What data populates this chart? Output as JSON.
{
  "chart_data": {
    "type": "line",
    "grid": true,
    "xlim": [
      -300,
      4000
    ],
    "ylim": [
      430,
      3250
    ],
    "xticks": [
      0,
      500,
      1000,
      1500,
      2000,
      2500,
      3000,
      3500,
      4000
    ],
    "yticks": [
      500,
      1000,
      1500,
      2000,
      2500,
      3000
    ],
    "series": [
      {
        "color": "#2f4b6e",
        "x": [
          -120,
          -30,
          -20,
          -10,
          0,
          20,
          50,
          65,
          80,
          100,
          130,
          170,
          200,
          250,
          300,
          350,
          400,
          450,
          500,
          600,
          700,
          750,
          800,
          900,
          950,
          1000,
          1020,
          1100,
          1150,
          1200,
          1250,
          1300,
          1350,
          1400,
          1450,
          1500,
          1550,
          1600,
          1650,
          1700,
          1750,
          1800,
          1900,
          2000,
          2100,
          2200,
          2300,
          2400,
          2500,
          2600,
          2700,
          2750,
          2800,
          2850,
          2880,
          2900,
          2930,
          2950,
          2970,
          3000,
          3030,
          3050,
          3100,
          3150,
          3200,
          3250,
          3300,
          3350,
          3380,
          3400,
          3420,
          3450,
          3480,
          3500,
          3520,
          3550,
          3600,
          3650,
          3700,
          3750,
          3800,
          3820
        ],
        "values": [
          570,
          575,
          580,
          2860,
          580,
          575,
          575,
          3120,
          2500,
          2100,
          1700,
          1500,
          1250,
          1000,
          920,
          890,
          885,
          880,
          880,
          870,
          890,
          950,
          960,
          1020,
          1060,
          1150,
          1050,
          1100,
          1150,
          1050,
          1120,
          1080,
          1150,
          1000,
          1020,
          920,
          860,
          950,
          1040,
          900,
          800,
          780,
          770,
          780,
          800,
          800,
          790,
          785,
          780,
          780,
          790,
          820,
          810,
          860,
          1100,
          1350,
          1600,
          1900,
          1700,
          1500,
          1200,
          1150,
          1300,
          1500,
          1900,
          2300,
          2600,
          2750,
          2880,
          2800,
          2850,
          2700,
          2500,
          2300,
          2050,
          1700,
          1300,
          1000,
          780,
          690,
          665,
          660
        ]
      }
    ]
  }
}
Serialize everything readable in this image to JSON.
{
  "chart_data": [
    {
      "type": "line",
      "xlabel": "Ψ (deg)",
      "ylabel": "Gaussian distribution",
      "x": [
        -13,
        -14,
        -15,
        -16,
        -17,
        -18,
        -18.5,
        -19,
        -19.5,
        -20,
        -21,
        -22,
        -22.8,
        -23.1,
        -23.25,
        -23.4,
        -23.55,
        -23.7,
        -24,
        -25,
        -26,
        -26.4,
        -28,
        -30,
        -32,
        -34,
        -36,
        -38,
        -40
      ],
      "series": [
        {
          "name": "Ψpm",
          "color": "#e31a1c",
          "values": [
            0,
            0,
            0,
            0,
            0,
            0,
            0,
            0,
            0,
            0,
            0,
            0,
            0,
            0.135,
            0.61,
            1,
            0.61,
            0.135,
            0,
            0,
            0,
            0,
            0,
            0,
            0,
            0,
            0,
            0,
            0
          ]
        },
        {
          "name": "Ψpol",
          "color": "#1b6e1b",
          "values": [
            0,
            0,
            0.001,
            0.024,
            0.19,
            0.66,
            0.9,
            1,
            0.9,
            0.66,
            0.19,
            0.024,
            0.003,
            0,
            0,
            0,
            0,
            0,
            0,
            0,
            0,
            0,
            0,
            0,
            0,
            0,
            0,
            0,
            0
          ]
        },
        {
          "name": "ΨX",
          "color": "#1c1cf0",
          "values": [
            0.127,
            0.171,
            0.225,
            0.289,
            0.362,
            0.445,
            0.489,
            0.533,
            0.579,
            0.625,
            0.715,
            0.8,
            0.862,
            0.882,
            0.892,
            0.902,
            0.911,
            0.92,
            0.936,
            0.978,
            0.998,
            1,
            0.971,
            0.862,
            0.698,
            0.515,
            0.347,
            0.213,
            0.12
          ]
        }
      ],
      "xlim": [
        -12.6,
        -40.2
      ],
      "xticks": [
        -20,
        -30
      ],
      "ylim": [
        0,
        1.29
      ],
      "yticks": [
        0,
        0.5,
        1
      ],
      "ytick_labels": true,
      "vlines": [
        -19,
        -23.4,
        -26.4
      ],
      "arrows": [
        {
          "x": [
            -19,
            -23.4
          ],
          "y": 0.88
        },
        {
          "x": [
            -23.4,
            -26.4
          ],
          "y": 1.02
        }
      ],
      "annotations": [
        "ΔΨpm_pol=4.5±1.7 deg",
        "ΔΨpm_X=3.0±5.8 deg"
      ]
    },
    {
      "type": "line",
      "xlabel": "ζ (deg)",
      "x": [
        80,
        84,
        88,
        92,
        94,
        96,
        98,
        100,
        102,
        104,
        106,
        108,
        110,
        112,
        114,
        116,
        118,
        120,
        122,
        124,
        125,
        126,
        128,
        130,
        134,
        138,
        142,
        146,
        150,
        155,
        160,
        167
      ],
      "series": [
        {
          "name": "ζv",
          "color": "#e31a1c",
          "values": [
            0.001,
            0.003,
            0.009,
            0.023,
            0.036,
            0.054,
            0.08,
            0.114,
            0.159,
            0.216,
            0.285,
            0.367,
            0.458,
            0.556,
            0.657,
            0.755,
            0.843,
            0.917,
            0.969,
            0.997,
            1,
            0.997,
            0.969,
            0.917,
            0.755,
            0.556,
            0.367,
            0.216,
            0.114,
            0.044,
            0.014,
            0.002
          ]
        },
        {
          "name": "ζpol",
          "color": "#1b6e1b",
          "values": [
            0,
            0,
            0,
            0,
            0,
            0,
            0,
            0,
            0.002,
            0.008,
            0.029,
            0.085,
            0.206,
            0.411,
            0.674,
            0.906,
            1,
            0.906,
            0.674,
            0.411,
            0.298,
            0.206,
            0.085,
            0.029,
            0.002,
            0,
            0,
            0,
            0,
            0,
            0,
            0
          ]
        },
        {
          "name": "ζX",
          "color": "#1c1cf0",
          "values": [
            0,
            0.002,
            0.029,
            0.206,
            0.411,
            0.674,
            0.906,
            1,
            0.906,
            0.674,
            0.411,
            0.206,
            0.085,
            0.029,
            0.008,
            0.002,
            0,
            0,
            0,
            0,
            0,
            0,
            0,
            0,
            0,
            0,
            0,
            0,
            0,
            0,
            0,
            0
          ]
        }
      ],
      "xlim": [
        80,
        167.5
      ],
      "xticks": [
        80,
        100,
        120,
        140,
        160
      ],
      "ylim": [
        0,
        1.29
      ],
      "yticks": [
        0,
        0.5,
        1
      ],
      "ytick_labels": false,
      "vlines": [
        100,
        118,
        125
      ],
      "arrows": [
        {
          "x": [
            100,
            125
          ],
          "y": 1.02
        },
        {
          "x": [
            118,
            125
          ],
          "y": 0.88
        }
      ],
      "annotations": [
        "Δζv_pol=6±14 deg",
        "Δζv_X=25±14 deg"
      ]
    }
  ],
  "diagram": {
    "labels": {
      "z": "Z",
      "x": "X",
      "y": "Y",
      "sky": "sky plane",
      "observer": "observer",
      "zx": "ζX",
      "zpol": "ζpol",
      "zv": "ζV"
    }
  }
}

» Task goal:
Copy out every line of the listing that includes the string "JSON".

» Answer to the task:
What data populates this chart? Output as JSON.
Serialize everything readable in this image to JSON.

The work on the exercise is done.